Task goal » Print the entries from their first line up to and including the line that contains "paragraph-line-2: 超扬 任务：a.购买物品", reproducing each line without any change.

--------------------------------

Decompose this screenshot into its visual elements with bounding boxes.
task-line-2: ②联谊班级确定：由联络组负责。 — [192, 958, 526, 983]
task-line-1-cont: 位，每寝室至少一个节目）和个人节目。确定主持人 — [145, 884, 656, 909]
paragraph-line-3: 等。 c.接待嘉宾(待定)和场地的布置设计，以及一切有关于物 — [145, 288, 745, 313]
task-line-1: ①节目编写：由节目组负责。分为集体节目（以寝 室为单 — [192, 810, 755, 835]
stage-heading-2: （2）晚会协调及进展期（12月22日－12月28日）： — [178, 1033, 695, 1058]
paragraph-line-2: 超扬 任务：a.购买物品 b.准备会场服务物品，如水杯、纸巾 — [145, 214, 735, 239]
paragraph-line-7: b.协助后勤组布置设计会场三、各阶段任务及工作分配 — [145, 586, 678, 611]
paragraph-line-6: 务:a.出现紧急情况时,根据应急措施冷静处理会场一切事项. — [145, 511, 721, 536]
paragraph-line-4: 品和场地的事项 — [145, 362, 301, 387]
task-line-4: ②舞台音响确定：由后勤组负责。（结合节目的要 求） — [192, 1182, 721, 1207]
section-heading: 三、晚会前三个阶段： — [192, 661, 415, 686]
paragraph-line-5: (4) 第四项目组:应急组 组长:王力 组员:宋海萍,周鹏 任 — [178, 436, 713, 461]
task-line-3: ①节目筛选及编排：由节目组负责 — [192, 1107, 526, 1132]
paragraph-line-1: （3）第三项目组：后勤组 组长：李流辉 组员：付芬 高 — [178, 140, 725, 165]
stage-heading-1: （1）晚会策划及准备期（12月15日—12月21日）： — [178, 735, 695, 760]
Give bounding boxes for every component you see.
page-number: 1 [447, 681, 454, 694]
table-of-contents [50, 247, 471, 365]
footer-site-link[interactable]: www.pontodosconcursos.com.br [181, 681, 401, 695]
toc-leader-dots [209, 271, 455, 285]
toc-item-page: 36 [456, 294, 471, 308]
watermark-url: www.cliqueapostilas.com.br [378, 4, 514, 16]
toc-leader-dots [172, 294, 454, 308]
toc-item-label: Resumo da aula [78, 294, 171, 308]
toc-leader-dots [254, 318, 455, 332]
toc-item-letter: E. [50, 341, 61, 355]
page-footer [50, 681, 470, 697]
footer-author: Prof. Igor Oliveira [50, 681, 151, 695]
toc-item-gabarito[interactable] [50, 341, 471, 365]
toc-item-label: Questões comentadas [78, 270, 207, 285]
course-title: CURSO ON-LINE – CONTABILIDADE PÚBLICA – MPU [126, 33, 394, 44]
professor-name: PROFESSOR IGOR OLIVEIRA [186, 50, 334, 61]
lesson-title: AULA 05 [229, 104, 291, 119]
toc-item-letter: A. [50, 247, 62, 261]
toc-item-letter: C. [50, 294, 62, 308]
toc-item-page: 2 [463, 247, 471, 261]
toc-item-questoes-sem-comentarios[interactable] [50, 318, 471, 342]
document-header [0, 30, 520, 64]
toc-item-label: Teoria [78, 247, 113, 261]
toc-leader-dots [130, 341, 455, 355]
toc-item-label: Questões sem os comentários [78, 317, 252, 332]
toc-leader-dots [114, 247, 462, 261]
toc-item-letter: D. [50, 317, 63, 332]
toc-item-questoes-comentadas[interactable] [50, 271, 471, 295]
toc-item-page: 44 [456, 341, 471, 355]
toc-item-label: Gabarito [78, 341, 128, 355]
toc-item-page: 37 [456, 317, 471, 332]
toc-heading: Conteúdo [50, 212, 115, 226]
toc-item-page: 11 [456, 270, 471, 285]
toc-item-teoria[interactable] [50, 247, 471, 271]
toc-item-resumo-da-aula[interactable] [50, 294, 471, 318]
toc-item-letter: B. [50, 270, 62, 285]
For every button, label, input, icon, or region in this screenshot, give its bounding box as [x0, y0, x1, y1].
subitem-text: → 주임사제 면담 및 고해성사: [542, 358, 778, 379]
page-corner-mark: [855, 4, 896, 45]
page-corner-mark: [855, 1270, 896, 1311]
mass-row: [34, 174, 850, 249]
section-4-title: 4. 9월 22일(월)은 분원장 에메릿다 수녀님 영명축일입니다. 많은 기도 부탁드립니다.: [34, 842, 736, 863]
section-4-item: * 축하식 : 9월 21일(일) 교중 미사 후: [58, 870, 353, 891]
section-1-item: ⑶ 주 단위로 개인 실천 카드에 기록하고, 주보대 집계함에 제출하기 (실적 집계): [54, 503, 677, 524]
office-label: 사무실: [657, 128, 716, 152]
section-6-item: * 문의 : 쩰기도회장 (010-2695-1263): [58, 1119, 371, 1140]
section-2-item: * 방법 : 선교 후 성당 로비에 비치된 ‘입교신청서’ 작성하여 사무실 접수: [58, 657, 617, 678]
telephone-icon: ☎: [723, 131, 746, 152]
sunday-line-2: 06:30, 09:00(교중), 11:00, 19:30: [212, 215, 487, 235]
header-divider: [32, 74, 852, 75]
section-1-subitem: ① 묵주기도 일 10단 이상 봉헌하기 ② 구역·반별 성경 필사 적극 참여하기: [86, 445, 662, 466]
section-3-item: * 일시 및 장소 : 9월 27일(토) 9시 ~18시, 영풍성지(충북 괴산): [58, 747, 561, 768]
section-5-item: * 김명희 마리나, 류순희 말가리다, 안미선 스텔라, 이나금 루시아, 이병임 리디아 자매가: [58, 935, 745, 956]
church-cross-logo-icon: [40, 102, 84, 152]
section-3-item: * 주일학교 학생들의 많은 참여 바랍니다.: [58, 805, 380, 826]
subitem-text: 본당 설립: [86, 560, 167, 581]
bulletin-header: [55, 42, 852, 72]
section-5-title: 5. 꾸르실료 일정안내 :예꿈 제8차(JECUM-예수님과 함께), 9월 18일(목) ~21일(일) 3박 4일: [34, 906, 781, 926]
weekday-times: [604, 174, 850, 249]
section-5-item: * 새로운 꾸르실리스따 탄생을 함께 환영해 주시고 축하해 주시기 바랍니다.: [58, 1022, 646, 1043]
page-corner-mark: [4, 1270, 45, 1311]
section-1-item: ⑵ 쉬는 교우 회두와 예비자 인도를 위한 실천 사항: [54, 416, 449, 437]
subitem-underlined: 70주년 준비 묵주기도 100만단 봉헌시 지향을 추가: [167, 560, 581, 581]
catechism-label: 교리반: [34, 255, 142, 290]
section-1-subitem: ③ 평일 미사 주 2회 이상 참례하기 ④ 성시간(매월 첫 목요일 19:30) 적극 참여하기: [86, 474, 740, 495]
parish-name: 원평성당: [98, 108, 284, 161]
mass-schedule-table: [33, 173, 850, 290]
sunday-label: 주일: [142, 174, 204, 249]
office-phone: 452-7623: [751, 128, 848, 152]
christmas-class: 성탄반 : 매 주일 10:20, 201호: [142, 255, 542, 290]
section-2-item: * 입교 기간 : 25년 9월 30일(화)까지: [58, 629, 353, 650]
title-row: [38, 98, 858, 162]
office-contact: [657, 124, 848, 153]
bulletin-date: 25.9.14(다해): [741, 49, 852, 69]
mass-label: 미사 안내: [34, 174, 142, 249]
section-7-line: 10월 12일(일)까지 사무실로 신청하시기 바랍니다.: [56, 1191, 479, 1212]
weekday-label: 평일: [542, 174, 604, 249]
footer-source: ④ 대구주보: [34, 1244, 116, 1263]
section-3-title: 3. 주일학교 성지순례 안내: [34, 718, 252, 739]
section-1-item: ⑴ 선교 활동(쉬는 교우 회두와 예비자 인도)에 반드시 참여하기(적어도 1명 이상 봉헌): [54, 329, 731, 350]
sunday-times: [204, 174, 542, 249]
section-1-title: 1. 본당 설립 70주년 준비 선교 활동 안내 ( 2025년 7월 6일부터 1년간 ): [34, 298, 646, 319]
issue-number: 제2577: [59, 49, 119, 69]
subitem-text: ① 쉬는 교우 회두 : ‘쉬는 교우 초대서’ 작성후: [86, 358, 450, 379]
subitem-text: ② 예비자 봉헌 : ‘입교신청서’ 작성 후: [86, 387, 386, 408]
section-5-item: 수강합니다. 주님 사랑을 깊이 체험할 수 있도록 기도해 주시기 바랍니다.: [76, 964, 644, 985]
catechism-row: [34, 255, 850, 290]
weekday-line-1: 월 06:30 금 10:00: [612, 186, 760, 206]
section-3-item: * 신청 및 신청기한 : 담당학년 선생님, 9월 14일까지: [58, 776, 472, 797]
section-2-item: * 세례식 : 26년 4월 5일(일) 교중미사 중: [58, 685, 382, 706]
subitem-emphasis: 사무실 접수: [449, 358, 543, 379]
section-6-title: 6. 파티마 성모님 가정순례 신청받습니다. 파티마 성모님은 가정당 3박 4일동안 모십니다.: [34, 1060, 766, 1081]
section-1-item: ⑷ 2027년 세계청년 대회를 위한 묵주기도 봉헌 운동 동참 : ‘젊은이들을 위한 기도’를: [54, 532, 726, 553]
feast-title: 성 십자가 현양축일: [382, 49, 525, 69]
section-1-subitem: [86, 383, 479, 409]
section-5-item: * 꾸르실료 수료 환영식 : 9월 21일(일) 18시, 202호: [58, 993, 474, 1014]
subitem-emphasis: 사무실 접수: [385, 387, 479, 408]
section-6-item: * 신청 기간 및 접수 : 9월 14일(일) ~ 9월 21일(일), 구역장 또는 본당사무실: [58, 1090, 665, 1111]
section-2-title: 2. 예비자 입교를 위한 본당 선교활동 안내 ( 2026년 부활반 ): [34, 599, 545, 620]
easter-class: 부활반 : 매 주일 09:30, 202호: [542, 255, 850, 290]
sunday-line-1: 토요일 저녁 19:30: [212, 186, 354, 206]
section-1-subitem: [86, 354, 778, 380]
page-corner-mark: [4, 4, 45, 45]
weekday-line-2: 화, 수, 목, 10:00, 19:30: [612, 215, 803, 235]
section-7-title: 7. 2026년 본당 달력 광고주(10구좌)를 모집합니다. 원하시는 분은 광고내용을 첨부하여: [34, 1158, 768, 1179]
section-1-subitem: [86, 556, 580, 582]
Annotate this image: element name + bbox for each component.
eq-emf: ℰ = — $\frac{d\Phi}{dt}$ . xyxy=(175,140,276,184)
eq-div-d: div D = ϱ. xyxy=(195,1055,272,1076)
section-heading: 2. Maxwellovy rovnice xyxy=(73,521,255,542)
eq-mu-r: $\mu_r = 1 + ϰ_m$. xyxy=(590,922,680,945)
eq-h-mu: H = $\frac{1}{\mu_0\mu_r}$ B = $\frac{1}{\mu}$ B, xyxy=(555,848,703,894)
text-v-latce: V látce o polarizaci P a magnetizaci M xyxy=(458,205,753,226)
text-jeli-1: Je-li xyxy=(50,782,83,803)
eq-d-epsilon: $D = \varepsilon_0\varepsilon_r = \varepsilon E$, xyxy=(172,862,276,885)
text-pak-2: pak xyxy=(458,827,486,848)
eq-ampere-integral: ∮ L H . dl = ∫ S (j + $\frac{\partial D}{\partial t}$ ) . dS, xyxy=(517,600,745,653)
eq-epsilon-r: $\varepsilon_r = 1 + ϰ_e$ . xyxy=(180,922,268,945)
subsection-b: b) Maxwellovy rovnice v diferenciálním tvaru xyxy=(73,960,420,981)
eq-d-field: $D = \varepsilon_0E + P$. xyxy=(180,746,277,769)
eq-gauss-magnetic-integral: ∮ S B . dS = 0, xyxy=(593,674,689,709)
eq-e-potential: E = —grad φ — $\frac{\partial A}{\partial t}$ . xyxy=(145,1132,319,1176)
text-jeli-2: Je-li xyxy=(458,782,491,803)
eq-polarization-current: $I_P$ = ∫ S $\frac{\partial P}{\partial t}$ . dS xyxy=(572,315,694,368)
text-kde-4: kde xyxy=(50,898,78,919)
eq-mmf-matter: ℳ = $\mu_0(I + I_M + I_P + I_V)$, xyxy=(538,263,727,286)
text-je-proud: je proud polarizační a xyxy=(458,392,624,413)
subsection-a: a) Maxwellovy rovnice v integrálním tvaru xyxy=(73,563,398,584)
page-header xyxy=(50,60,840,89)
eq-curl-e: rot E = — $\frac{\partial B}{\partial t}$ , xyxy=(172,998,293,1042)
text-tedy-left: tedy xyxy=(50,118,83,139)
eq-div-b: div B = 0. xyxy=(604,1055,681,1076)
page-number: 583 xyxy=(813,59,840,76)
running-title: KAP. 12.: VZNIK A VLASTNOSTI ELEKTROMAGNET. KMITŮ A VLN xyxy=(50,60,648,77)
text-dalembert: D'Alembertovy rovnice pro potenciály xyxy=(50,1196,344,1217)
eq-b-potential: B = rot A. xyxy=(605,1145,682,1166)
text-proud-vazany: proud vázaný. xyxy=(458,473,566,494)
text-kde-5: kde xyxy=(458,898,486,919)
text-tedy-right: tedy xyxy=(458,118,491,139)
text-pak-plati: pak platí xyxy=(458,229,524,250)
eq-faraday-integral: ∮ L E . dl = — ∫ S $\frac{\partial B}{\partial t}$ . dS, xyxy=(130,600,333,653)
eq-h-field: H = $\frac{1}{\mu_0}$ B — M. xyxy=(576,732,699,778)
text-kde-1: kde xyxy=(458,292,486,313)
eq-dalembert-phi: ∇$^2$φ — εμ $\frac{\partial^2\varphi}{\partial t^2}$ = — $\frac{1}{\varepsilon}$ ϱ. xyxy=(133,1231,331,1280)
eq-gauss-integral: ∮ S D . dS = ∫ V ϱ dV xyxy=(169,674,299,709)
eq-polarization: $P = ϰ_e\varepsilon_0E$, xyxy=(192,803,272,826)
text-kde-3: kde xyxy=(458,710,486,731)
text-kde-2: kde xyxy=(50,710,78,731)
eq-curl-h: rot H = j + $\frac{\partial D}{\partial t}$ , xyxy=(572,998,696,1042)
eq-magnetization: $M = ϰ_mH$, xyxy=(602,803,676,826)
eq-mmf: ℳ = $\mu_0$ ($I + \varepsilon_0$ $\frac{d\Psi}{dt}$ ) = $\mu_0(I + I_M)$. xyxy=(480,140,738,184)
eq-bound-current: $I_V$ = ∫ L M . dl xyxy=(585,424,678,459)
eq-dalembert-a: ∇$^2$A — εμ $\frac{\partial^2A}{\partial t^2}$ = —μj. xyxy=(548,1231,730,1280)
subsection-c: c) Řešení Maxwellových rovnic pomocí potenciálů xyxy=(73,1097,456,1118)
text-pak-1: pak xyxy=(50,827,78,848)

--------------------------------

Written response »
Decompose this screenshot into its visual elements with bounding boxes.
task-line-2: ②联谊班级确定：由联络组负责。 — [192, 958, 526, 983]
task-line-1-cont: 位，每寝室至少一个节目）和个人节目。确定主持人 — [145, 884, 656, 909]
paragraph-line-3: 等。 c.接待嘉宾(待定)和场地的布置设计，以及一切有关于物 — [145, 288, 745, 313]
task-line-1: ①节目编写：由节目组负责。分为集体节目（以寝 室为单 — [192, 810, 755, 835]
stage-heading-2: （2）晚会协调及进展期（12月22日－12月28日）： — [178, 1033, 695, 1058]
paragraph-line-2: 超扬 任务：a.购买物品 b.准备会场服务物品，如水杯、纸巾 — [145, 214, 735, 239]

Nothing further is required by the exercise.